== GOAL ==
Read the lines below. Copy out any that hold the string "lunedì".

Figure data in JSON:
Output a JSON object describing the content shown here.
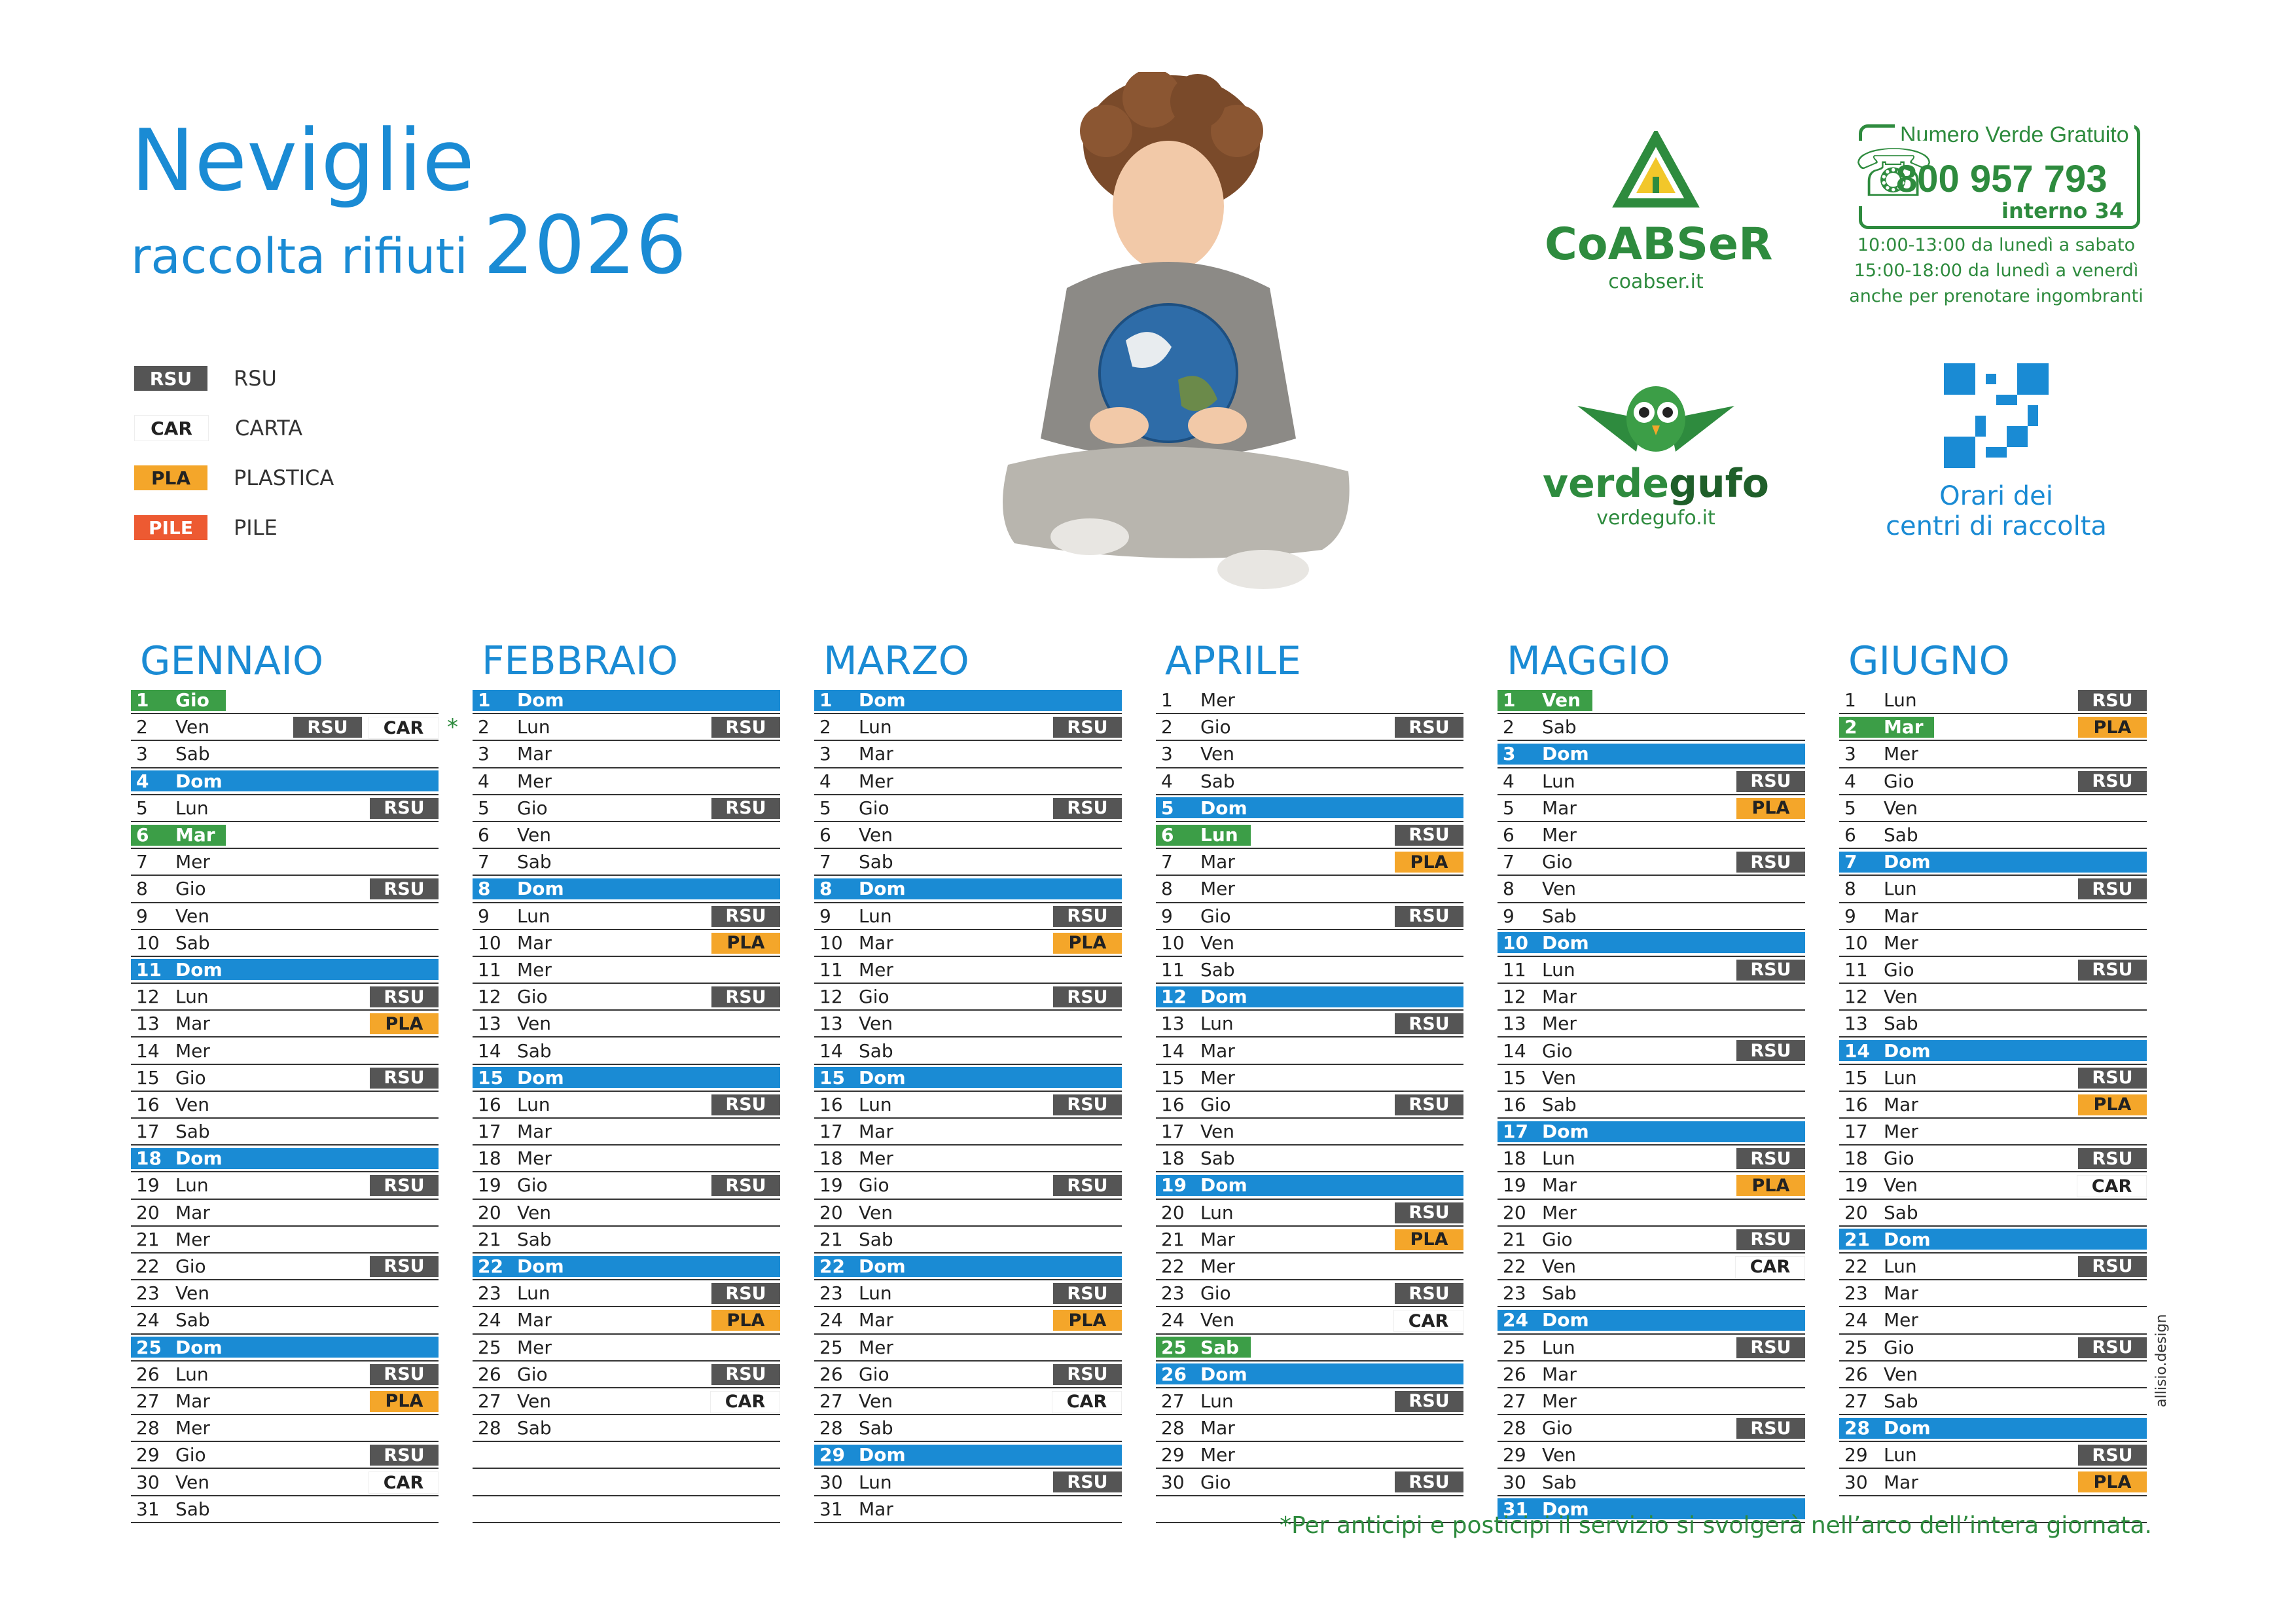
{
  "header": {
    "town": "Neviglie",
    "subtitle": "raccolta rifiuti",
    "year": "2026"
  },
  "legend": [
    {
      "code": "RSU",
      "label": "RSU"
    },
    {
      "code": "CAR",
      "label": "CARTA"
    },
    {
      "code": "PLA",
      "label": "PLASTICA"
    },
    {
      "code": "PILE",
      "label": "PILE"
    }
  ],
  "coabser": {
    "name": "CoABSeR",
    "site": "coabser.it"
  },
  "phone": {
    "title": "Numero Verde Gratuito",
    "number": "800 957 793",
    "ext": "interno 34",
    "hours": [
      "10:00-13:00 da lunedì a sabato",
      "15:00-18:00 da lunedì a venerdì",
      "anche per prenotare ingombranti"
    ]
  },
  "verdegufo": {
    "name_a": "verde",
    "name_b": "gufo",
    "site": "verdegufo.it"
  },
  "qr": {
    "label_a": "Orari dei",
    "label_b": "centri di raccolta"
  },
  "colors": {
    "blue": "#1a8bd4",
    "green": "#3c9e47",
    "rsu": "#555555",
    "pla": "#f4a62a",
    "pile": "#ed5a32"
  },
  "months": [
    {
      "name": "GENNAIO",
      "days": [
        [
          "1",
          "Gio",
          "hol",
          []
        ],
        [
          "2",
          "Ven",
          "",
          [
            "RSU",
            "CAR"
          ],
          "*"
        ],
        [
          "3",
          "Sab",
          "",
          []
        ],
        [
          "4",
          "Dom",
          "sun",
          []
        ],
        [
          "5",
          "Lun",
          "",
          [
            "RSU"
          ]
        ],
        [
          "6",
          "Mar",
          "hol",
          []
        ],
        [
          "7",
          "Mer",
          "",
          []
        ],
        [
          "8",
          "Gio",
          "",
          [
            "RSU"
          ]
        ],
        [
          "9",
          "Ven",
          "",
          []
        ],
        [
          "10",
          "Sab",
          "",
          []
        ],
        [
          "11",
          "Dom",
          "sun",
          []
        ],
        [
          "12",
          "Lun",
          "",
          [
            "RSU"
          ]
        ],
        [
          "13",
          "Mar",
          "",
          [
            "PLA"
          ]
        ],
        [
          "14",
          "Mer",
          "",
          []
        ],
        [
          "15",
          "Gio",
          "",
          [
            "RSU"
          ]
        ],
        [
          "16",
          "Ven",
          "",
          []
        ],
        [
          "17",
          "Sab",
          "",
          []
        ],
        [
          "18",
          "Dom",
          "sun",
          []
        ],
        [
          "19",
          "Lun",
          "",
          [
            "RSU"
          ]
        ],
        [
          "20",
          "Mar",
          "",
          []
        ],
        [
          "21",
          "Mer",
          "",
          []
        ],
        [
          "22",
          "Gio",
          "",
          [
            "RSU"
          ]
        ],
        [
          "23",
          "Ven",
          "",
          []
        ],
        [
          "24",
          "Sab",
          "",
          []
        ],
        [
          "25",
          "Dom",
          "sun",
          []
        ],
        [
          "26",
          "Lun",
          "",
          [
            "RSU"
          ]
        ],
        [
          "27",
          "Mar",
          "",
          [
            "PLA"
          ]
        ],
        [
          "28",
          "Mer",
          "",
          []
        ],
        [
          "29",
          "Gio",
          "",
          [
            "RSU"
          ]
        ],
        [
          "30",
          "Ven",
          "",
          [
            "CAR"
          ]
        ],
        [
          "31",
          "Sab",
          "",
          []
        ]
      ]
    },
    {
      "name": "FEBBRAIO",
      "days": [
        [
          "1",
          "Dom",
          "sun",
          []
        ],
        [
          "2",
          "Lun",
          "",
          [
            "RSU"
          ]
        ],
        [
          "3",
          "Mar",
          "",
          []
        ],
        [
          "4",
          "Mer",
          "",
          []
        ],
        [
          "5",
          "Gio",
          "",
          [
            "RSU"
          ]
        ],
        [
          "6",
          "Ven",
          "",
          []
        ],
        [
          "7",
          "Sab",
          "",
          []
        ],
        [
          "8",
          "Dom",
          "sun",
          []
        ],
        [
          "9",
          "Lun",
          "",
          [
            "RSU"
          ]
        ],
        [
          "10",
          "Mar",
          "",
          [
            "PLA"
          ]
        ],
        [
          "11",
          "Mer",
          "",
          []
        ],
        [
          "12",
          "Gio",
          "",
          [
            "RSU"
          ]
        ],
        [
          "13",
          "Ven",
          "",
          []
        ],
        [
          "14",
          "Sab",
          "",
          []
        ],
        [
          "15",
          "Dom",
          "sun",
          []
        ],
        [
          "16",
          "Lun",
          "",
          [
            "RSU"
          ]
        ],
        [
          "17",
          "Mar",
          "",
          []
        ],
        [
          "18",
          "Mer",
          "",
          []
        ],
        [
          "19",
          "Gio",
          "",
          [
            "RSU"
          ]
        ],
        [
          "20",
          "Ven",
          "",
          []
        ],
        [
          "21",
          "Sab",
          "",
          []
        ],
        [
          "22",
          "Dom",
          "sun",
          []
        ],
        [
          "23",
          "Lun",
          "",
          [
            "RSU"
          ]
        ],
        [
          "24",
          "Mar",
          "",
          [
            "PLA"
          ]
        ],
        [
          "25",
          "Mer",
          "",
          []
        ],
        [
          "26",
          "Gio",
          "",
          [
            "RSU"
          ]
        ],
        [
          "27",
          "Ven",
          "",
          [
            "CAR"
          ]
        ],
        [
          "28",
          "Sab",
          "",
          []
        ],
        [
          "",
          "",
          "",
          []
        ],
        [
          "",
          "",
          "",
          []
        ],
        [
          "",
          "",
          "",
          []
        ]
      ]
    },
    {
      "name": "MARZO",
      "days": [
        [
          "1",
          "Dom",
          "sun",
          []
        ],
        [
          "2",
          "Lun",
          "",
          [
            "RSU"
          ]
        ],
        [
          "3",
          "Mar",
          "",
          []
        ],
        [
          "4",
          "Mer",
          "",
          []
        ],
        [
          "5",
          "Gio",
          "",
          [
            "RSU"
          ]
        ],
        [
          "6",
          "Ven",
          "",
          []
        ],
        [
          "7",
          "Sab",
          "",
          []
        ],
        [
          "8",
          "Dom",
          "sun",
          []
        ],
        [
          "9",
          "Lun",
          "",
          [
            "RSU"
          ]
        ],
        [
          "10",
          "Mar",
          "",
          [
            "PLA"
          ]
        ],
        [
          "11",
          "Mer",
          "",
          []
        ],
        [
          "12",
          "Gio",
          "",
          [
            "RSU"
          ]
        ],
        [
          "13",
          "Ven",
          "",
          []
        ],
        [
          "14",
          "Sab",
          "",
          []
        ],
        [
          "15",
          "Dom",
          "sun",
          []
        ],
        [
          "16",
          "Lun",
          "",
          [
            "RSU"
          ]
        ],
        [
          "17",
          "Mar",
          "",
          []
        ],
        [
          "18",
          "Mer",
          "",
          []
        ],
        [
          "19",
          "Gio",
          "",
          [
            "RSU"
          ]
        ],
        [
          "20",
          "Ven",
          "",
          []
        ],
        [
          "21",
          "Sab",
          "",
          []
        ],
        [
          "22",
          "Dom",
          "sun",
          []
        ],
        [
          "23",
          "Lun",
          "",
          [
            "RSU"
          ]
        ],
        [
          "24",
          "Mar",
          "",
          [
            "PLA"
          ]
        ],
        [
          "25",
          "Mer",
          "",
          []
        ],
        [
          "26",
          "Gio",
          "",
          [
            "RSU"
          ]
        ],
        [
          "27",
          "Ven",
          "",
          [
            "CAR"
          ]
        ],
        [
          "28",
          "Sab",
          "",
          []
        ],
        [
          "29",
          "Dom",
          "sun",
          []
        ],
        [
          "30",
          "Lun",
          "",
          [
            "RSU"
          ]
        ],
        [
          "31",
          "Mar",
          "",
          []
        ]
      ]
    },
    {
      "name": "APRILE",
      "days": [
        [
          "1",
          "Mer",
          "",
          []
        ],
        [
          "2",
          "Gio",
          "",
          [
            "RSU"
          ]
        ],
        [
          "3",
          "Ven",
          "",
          []
        ],
        [
          "4",
          "Sab",
          "",
          []
        ],
        [
          "5",
          "Dom",
          "sun",
          []
        ],
        [
          "6",
          "Lun",
          "hol",
          [
            "RSU"
          ]
        ],
        [
          "7",
          "Mar",
          "",
          [
            "PLA"
          ]
        ],
        [
          "8",
          "Mer",
          "",
          []
        ],
        [
          "9",
          "Gio",
          "",
          [
            "RSU"
          ]
        ],
        [
          "10",
          "Ven",
          "",
          []
        ],
        [
          "11",
          "Sab",
          "",
          []
        ],
        [
          "12",
          "Dom",
          "sun",
          []
        ],
        [
          "13",
          "Lun",
          "",
          [
            "RSU"
          ]
        ],
        [
          "14",
          "Mar",
          "",
          []
        ],
        [
          "15",
          "Mer",
          "",
          []
        ],
        [
          "16",
          "Gio",
          "",
          [
            "RSU"
          ]
        ],
        [
          "17",
          "Ven",
          "",
          []
        ],
        [
          "18",
          "Sab",
          "",
          []
        ],
        [
          "19",
          "Dom",
          "sun",
          []
        ],
        [
          "20",
          "Lun",
          "",
          [
            "RSU"
          ]
        ],
        [
          "21",
          "Mar",
          "",
          [
            "PLA"
          ]
        ],
        [
          "22",
          "Mer",
          "",
          []
        ],
        [
          "23",
          "Gio",
          "",
          [
            "RSU"
          ]
        ],
        [
          "24",
          "Ven",
          "",
          [
            "CAR"
          ]
        ],
        [
          "25",
          "Sab",
          "hol",
          []
        ],
        [
          "26",
          "Dom",
          "sun",
          []
        ],
        [
          "27",
          "Lun",
          "",
          [
            "RSU"
          ]
        ],
        [
          "28",
          "Mar",
          "",
          []
        ],
        [
          "29",
          "Mer",
          "",
          []
        ],
        [
          "30",
          "Gio",
          "",
          [
            "RSU"
          ]
        ],
        [
          "",
          "",
          "",
          []
        ]
      ]
    },
    {
      "name": "MAGGIO",
      "days": [
        [
          "1",
          "Ven",
          "hol",
          []
        ],
        [
          "2",
          "Sab",
          "",
          []
        ],
        [
          "3",
          "Dom",
          "sun",
          []
        ],
        [
          "4",
          "Lun",
          "",
          [
            "RSU"
          ]
        ],
        [
          "5",
          "Mar",
          "",
          [
            "PLA"
          ]
        ],
        [
          "6",
          "Mer",
          "",
          []
        ],
        [
          "7",
          "Gio",
          "",
          [
            "RSU"
          ]
        ],
        [
          "8",
          "Ven",
          "",
          []
        ],
        [
          "9",
          "Sab",
          "",
          []
        ],
        [
          "10",
          "Dom",
          "sun",
          []
        ],
        [
          "11",
          "Lun",
          "",
          [
            "RSU"
          ]
        ],
        [
          "12",
          "Mar",
          "",
          []
        ],
        [
          "13",
          "Mer",
          "",
          []
        ],
        [
          "14",
          "Gio",
          "",
          [
            "RSU"
          ]
        ],
        [
          "15",
          "Ven",
          "",
          []
        ],
        [
          "16",
          "Sab",
          "",
          []
        ],
        [
          "17",
          "Dom",
          "sun",
          []
        ],
        [
          "18",
          "Lun",
          "",
          [
            "RSU"
          ]
        ],
        [
          "19",
          "Mar",
          "",
          [
            "PLA"
          ]
        ],
        [
          "20",
          "Mer",
          "",
          []
        ],
        [
          "21",
          "Gio",
          "",
          [
            "RSU"
          ]
        ],
        [
          "22",
          "Ven",
          "",
          [
            "CAR"
          ]
        ],
        [
          "23",
          "Sab",
          "",
          []
        ],
        [
          "24",
          "Dom",
          "sun",
          []
        ],
        [
          "25",
          "Lun",
          "",
          [
            "RSU"
          ]
        ],
        [
          "26",
          "Mar",
          "",
          []
        ],
        [
          "27",
          "Mer",
          "",
          []
        ],
        [
          "28",
          "Gio",
          "",
          [
            "RSU"
          ]
        ],
        [
          "29",
          "Ven",
          "",
          []
        ],
        [
          "30",
          "Sab",
          "",
          []
        ],
        [
          "31",
          "Dom",
          "sun",
          []
        ]
      ]
    },
    {
      "name": "GIUGNO",
      "days": [
        [
          "1",
          "Lun",
          "",
          [
            "RSU"
          ]
        ],
        [
          "2",
          "Mar",
          "hol",
          [
            "PLA"
          ]
        ],
        [
          "3",
          "Mer",
          "",
          []
        ],
        [
          "4",
          "Gio",
          "",
          [
            "RSU"
          ]
        ],
        [
          "5",
          "Ven",
          "",
          []
        ],
        [
          "6",
          "Sab",
          "",
          []
        ],
        [
          "7",
          "Dom",
          "sun",
          []
        ],
        [
          "8",
          "Lun",
          "",
          [
            "RSU"
          ]
        ],
        [
          "9",
          "Mar",
          "",
          []
        ],
        [
          "10",
          "Mer",
          "",
          []
        ],
        [
          "11",
          "Gio",
          "",
          [
            "RSU"
          ]
        ],
        [
          "12",
          "Ven",
          "",
          []
        ],
        [
          "13",
          "Sab",
          "",
          []
        ],
        [
          "14",
          "Dom",
          "sun",
          []
        ],
        [
          "15",
          "Lun",
          "",
          [
            "RSU"
          ]
        ],
        [
          "16",
          "Mar",
          "",
          [
            "PLA"
          ]
        ],
        [
          "17",
          "Mer",
          "",
          []
        ],
        [
          "18",
          "Gio",
          "",
          [
            "RSU"
          ]
        ],
        [
          "19",
          "Ven",
          "",
          [
            "CAR"
          ]
        ],
        [
          "20",
          "Sab",
          "",
          []
        ],
        [
          "21",
          "Dom",
          "sun",
          []
        ],
        [
          "22",
          "Lun",
          "",
          [
            "RSU"
          ]
        ],
        [
          "23",
          "Mar",
          "",
          []
        ],
        [
          "24",
          "Mer",
          "",
          []
        ],
        [
          "25",
          "Gio",
          "",
          [
            "RSU"
          ]
        ],
        [
          "26",
          "Ven",
          "",
          []
        ],
        [
          "27",
          "Sab",
          "",
          []
        ],
        [
          "28",
          "Dom",
          "sun",
          []
        ],
        [
          "29",
          "Lun",
          "",
          [
            "RSU"
          ]
        ],
        [
          "30",
          "Mar",
          "",
          [
            "PLA"
          ]
        ],
        [
          "",
          "",
          "",
          []
        ]
      ]
    }
  ],
  "footnote": "*Per anticipi e posticipi il servizio si svolgerà nell’arco dell’intera giornata.",
  "designer": "allisio.design"
}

== REPLY ==
      "10:00-13:00 da lunedì a sabato",
      "15:00-18:00 da lunedì a venerdì",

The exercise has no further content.